Copy each line that contains the string "наследия".

----------------------------------------

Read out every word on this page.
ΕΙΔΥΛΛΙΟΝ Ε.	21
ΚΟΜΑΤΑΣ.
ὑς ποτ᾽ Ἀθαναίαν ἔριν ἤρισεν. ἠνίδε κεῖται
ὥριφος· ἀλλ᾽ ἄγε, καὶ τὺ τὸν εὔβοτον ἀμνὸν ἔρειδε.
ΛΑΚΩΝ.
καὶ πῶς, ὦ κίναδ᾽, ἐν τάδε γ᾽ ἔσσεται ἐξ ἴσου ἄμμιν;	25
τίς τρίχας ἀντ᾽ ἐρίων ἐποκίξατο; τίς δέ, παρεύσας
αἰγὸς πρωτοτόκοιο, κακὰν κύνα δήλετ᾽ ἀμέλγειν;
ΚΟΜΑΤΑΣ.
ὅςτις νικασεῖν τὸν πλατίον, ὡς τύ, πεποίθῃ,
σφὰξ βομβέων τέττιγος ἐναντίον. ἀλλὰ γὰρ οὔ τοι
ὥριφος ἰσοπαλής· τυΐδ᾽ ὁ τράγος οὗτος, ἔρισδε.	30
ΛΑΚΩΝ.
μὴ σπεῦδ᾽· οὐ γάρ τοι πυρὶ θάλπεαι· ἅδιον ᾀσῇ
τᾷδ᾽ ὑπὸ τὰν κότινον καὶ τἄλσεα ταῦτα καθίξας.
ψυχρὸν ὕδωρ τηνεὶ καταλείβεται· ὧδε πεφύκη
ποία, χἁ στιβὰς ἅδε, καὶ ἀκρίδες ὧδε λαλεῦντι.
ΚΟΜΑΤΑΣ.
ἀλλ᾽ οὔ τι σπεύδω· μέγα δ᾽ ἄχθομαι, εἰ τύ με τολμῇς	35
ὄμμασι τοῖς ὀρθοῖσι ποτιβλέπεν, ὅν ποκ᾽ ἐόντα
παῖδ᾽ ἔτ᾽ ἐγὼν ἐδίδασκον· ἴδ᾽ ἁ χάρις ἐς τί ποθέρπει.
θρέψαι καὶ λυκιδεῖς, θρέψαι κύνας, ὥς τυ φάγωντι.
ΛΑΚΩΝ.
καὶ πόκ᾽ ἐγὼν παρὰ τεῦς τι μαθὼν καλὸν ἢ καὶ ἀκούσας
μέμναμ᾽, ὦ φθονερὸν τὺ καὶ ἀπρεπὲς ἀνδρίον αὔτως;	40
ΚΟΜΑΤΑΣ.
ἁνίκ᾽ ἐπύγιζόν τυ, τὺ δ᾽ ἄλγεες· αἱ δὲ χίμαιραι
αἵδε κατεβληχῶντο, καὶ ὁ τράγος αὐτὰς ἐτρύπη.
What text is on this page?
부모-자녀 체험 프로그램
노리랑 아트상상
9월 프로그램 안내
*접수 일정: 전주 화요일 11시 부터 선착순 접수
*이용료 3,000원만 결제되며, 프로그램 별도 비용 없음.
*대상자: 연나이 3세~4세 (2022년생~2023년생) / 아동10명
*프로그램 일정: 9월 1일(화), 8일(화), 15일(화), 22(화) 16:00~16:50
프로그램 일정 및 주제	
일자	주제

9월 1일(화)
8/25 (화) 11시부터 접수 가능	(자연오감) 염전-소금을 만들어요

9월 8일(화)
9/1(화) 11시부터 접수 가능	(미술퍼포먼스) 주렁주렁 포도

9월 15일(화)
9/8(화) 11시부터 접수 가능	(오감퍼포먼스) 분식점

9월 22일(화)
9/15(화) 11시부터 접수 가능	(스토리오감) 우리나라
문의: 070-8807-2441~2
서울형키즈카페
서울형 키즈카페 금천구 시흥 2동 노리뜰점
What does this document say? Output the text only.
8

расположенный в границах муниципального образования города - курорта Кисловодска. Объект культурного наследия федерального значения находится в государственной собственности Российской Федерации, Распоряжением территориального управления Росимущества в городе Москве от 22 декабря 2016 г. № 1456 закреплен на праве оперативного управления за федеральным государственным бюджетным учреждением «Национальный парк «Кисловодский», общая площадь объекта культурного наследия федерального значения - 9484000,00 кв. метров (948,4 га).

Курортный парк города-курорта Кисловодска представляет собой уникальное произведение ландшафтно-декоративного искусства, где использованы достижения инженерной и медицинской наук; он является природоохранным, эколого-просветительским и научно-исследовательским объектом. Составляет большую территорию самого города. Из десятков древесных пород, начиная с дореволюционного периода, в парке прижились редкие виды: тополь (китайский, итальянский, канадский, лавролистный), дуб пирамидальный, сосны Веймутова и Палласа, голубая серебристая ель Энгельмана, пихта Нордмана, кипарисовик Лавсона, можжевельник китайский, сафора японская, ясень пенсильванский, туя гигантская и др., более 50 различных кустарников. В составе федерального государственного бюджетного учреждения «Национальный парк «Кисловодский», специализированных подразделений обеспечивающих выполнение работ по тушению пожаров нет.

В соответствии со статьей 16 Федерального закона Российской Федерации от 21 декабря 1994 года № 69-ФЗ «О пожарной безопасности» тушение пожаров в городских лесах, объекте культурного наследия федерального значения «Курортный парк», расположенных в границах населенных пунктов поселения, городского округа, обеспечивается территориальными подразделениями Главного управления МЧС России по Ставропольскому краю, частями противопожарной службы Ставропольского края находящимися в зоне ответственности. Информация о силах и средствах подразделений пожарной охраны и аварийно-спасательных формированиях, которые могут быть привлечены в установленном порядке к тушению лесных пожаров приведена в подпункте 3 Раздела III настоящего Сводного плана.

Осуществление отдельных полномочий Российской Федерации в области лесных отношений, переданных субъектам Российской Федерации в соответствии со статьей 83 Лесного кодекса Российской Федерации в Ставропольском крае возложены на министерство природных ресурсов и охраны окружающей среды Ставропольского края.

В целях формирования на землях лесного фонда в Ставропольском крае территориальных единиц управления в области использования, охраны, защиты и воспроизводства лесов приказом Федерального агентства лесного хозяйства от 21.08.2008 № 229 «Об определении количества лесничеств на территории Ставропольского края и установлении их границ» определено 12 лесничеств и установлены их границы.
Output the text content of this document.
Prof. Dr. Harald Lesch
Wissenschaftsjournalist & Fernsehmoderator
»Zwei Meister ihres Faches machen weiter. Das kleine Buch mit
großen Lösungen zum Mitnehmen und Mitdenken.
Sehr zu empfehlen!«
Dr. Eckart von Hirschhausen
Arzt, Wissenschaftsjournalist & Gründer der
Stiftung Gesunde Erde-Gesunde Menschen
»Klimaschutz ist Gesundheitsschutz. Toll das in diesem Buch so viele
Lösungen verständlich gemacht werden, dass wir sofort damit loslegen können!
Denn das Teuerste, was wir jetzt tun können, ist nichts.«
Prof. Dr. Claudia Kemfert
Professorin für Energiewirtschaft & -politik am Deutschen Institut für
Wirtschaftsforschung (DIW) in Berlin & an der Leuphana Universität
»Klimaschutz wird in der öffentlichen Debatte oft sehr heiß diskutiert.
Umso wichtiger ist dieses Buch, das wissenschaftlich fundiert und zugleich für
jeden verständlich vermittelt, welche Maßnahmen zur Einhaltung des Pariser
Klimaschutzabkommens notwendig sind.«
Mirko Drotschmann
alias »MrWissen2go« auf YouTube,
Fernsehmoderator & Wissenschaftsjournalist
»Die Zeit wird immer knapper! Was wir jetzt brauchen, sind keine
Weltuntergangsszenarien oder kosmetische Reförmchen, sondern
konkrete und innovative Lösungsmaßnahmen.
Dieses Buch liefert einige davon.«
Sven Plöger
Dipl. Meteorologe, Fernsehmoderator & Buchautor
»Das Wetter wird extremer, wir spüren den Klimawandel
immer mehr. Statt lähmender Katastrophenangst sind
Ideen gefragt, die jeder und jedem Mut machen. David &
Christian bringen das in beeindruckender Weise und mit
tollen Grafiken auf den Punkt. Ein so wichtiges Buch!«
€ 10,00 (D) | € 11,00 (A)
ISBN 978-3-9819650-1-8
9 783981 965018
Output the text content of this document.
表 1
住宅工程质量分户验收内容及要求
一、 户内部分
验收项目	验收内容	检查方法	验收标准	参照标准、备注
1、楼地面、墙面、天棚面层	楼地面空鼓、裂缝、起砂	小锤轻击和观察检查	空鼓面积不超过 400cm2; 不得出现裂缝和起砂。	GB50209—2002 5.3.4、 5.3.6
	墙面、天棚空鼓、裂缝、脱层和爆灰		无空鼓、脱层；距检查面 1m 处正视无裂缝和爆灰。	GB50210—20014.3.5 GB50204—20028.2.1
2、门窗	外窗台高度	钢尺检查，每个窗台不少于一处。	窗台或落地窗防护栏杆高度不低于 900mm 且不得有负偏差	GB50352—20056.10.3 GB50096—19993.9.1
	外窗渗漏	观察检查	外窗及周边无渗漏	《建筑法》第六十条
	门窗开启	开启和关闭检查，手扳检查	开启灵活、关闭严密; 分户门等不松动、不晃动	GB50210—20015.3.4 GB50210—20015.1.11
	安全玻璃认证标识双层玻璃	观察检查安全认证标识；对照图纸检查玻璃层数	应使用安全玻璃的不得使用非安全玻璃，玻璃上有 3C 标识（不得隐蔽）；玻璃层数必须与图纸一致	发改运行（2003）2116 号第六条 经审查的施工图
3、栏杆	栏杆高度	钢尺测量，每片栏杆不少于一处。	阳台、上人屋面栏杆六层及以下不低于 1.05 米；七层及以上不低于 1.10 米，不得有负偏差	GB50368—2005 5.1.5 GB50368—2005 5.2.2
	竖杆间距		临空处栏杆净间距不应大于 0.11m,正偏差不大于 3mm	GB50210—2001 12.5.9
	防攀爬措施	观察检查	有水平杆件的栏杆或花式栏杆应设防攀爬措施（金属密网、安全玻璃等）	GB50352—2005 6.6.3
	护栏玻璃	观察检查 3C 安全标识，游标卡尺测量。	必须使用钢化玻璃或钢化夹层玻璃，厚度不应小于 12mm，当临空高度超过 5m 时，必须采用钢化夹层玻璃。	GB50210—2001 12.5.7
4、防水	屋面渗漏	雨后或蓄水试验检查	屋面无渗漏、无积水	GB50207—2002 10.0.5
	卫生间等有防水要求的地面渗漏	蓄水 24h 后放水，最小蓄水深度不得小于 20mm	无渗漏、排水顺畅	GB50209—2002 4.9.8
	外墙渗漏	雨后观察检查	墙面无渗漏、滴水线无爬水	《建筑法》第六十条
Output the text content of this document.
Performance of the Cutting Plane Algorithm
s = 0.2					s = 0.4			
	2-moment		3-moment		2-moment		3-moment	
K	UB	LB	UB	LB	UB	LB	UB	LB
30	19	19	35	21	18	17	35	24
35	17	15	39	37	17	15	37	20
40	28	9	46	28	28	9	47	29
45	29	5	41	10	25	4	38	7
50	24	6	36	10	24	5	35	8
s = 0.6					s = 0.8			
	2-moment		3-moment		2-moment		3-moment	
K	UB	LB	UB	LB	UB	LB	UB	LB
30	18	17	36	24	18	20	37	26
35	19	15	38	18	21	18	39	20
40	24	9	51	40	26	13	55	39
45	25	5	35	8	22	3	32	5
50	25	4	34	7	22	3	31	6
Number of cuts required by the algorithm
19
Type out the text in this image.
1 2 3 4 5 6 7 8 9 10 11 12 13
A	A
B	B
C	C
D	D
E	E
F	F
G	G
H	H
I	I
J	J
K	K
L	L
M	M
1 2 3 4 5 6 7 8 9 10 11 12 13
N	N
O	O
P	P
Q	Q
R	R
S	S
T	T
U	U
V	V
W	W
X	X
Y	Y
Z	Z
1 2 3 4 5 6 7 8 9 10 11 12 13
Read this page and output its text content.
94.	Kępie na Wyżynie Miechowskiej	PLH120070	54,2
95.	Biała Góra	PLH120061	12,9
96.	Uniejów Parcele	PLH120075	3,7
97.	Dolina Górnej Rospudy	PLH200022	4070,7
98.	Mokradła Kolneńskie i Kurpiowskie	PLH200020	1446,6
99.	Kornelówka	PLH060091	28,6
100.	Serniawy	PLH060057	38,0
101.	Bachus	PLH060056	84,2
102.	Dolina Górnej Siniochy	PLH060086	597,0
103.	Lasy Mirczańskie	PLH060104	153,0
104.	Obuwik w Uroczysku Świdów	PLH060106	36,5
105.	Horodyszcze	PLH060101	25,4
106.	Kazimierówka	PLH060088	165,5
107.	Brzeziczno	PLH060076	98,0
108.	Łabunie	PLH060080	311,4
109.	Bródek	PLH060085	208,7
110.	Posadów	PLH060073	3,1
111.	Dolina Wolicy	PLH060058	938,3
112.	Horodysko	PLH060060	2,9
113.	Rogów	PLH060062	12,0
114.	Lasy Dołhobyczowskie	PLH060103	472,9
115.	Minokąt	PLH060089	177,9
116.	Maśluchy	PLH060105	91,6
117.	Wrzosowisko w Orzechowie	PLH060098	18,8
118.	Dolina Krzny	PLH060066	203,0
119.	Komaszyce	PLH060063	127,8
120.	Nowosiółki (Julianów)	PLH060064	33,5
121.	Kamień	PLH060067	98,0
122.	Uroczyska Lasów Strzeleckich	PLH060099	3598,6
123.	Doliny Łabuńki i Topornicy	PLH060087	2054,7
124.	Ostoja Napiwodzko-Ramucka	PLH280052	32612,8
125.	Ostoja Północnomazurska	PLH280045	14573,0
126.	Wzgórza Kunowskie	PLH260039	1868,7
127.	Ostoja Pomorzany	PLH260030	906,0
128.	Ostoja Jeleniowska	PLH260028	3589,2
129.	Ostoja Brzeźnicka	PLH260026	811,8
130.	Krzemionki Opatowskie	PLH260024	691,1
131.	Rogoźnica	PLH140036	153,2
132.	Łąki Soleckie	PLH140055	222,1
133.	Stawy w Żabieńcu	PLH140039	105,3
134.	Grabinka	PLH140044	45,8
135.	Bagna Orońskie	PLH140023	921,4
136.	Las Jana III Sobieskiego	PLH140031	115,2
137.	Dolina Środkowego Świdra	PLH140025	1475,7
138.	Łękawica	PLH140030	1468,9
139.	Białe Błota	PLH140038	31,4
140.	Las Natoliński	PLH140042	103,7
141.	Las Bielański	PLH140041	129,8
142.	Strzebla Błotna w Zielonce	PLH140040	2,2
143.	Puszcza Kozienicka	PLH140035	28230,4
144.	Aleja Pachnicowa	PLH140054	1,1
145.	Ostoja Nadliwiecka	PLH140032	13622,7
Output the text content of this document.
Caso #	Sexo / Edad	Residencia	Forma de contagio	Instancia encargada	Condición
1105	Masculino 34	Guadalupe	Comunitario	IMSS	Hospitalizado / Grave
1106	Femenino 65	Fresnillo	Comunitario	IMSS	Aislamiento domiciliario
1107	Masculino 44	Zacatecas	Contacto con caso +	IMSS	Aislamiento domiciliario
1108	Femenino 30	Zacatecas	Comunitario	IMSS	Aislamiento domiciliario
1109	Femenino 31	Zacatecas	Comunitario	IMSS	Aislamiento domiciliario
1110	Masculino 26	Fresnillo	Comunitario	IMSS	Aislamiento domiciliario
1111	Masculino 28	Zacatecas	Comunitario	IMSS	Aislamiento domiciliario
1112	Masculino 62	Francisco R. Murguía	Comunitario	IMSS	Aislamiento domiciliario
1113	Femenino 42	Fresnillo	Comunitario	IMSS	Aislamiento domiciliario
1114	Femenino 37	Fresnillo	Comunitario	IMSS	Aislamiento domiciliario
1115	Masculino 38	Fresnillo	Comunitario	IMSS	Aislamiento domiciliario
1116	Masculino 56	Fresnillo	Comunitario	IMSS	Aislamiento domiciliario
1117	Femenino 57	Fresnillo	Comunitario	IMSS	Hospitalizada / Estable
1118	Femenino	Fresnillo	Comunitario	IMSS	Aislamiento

----------------------------------------

**Response**
расположенный в границах муниципального образования города - курорта Кисловодска. Объект культурного наследия федерального значения находится в государственной собственности Российской Федерации, Распоряжением территориального управления Росимущества в городе Москве от 22 декабря 2016 г. № 1456 закреплен на праве оперативного управления за федеральным государственным бюджетным учреждением «Национальный парк «Кисловодский», общая площадь объекта культурного наследия федерального значения - 9484000,00 кв. метров (948,4 га).
В соответствии со статьей 16 Федерального закона Российской Федерации от 21 декабря 1994 года № 69-ФЗ «О пожарной безопасности» тушение пожаров в городских лесах, объекте культурного наследия федерального значения «Курортный парк», расположенных в границах населенных пунктов поселения, городского округа, обеспечивается территориальными подразделениями Главного управления МЧС России по Ставропольскому краю, частями противопожарной службы Ставропольского края находящимися в зоне ответственности. Информация о силах и средствах подразделений пожарной охраны и аварийно-спасательных формированиях, которые могут быть привлечены в установленном порядке к тушению лесных пожаров приведена в подпункте 3 Раздела III настоящего Сводного плана.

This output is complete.